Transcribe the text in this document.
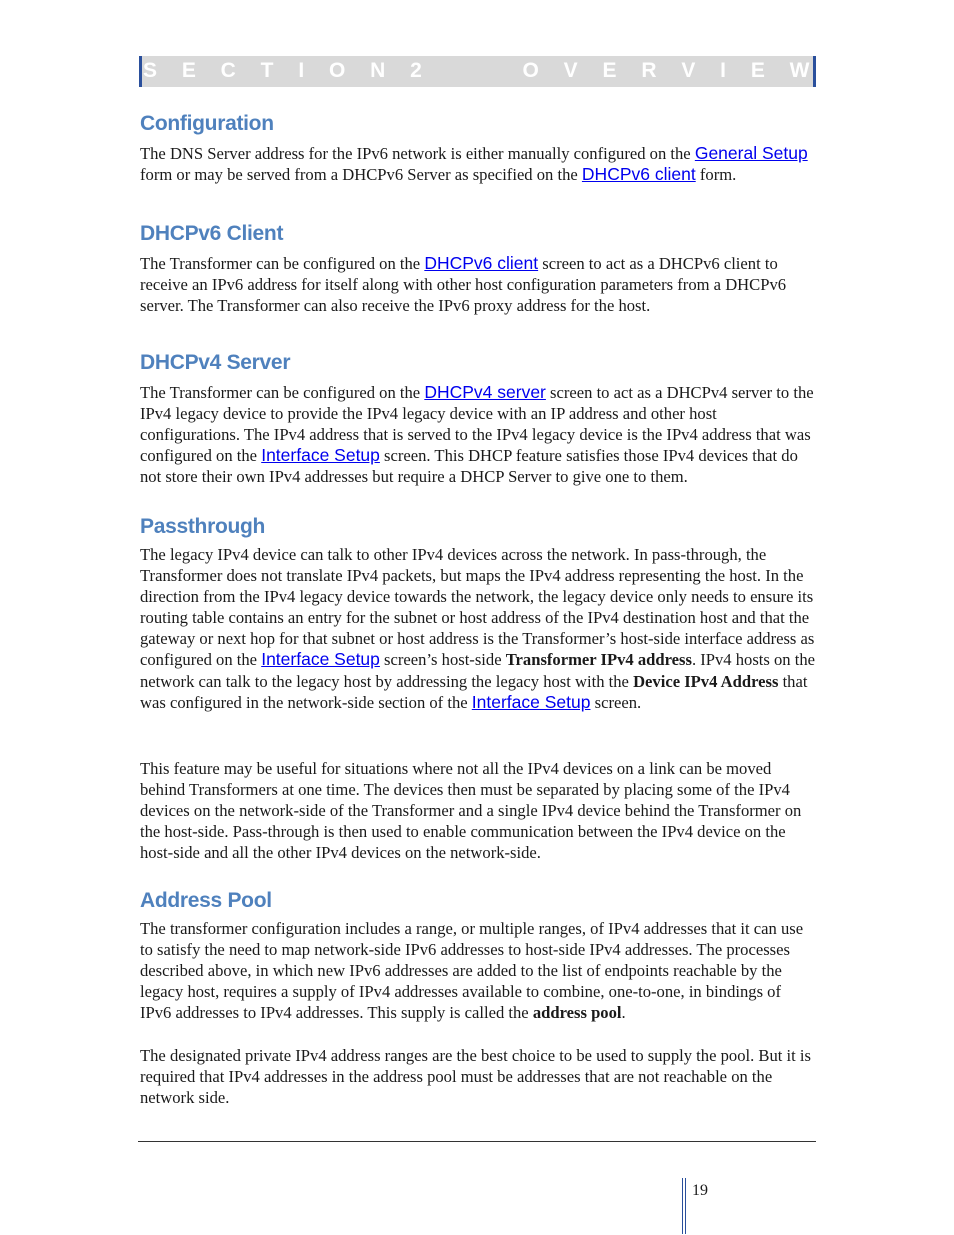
S E C T I O N 2	O V E R V I E W
Configuration

The DNS Server address for the IPv6 network is either manually configured on the General Setup form or may be served from a DHCPv6 Server as specified on the DHCPv6 client form.

DHCPv6 Client

The Transformer can be configured on the DHCPv6 client screen to act as a DHCPv6 client to receive an IPv6 address for itself along with other host configuration parameters from a DHCPv6 server. The Transformer can also receive the IPv6 proxy address for the host.

DHCPv4 Server

The Transformer can be configured on the DHCPv4 server screen to act as a DHCPv4 server to the IPv4 legacy device to provide the IPv4 legacy device with an IP address and other host configurations. The IPv4 address that is served to the IPv4 legacy device is the IPv4 address that was configured on the Interface Setup screen. This DHCP feature satisfies those IPv4 devices that do not store their own IPv4 addresses but require a DHCP Server to give one to them.

Passthrough

The legacy IPv4 device can talk to other IPv4 devices across the network. In pass-through, the Transformer does not translate IPv4 packets, but maps the IPv4 address representing the host. In the direction from the IPv4 legacy device towards the network, the legacy device only needs to ensure its routing table contains an entry for the subnet or host address of the IPv4 destination host and that the gateway or next hop for that subnet or host address is the Transformer’s host-side interface address as configured on the Interface Setup screen’s host-side Transformer IPv4 address. IPv4 hosts on the network can talk to the legacy host by addressing the legacy host with the Device IPv4 Address that was configured in the network-side section of the Interface Setup screen.

This feature may be useful for situations where not all the IPv4 devices on a link can be moved behind Transformers at one time. The devices then must be separated by placing some of the IPv4 devices on the network-side of the Transformer and a single IPv4 device behind the Transformer on the host-side. Pass-through is then used to enable communication between the IPv4 device on the host-side and all the other IPv4 devices on the network-side.

Address Pool

The transformer configuration includes a range, or multiple ranges, of IPv4 addresses that it can use to satisfy the need to map network-side IPv6 addresses to host-side IPv4 addresses. The processes described above, in which new IPv6 addresses are added to the list of endpoints reachable by the legacy host, requires a supply of IPv4 addresses available to combine, one-to-one, in bindings of IPv6 addresses to IPv4 addresses. This supply is called the address pool.

The designated private IPv4 address ranges are the best choice to be used to supply the pool. But it is required that IPv4 addresses in the address pool must be addresses that are not reachable on the network side.

19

-----

• **AIM OF THE TASK**
Using the records above, say how many lines include the string "reachable". Only the number is wanted.

• **WRITTEN ANSWER**
2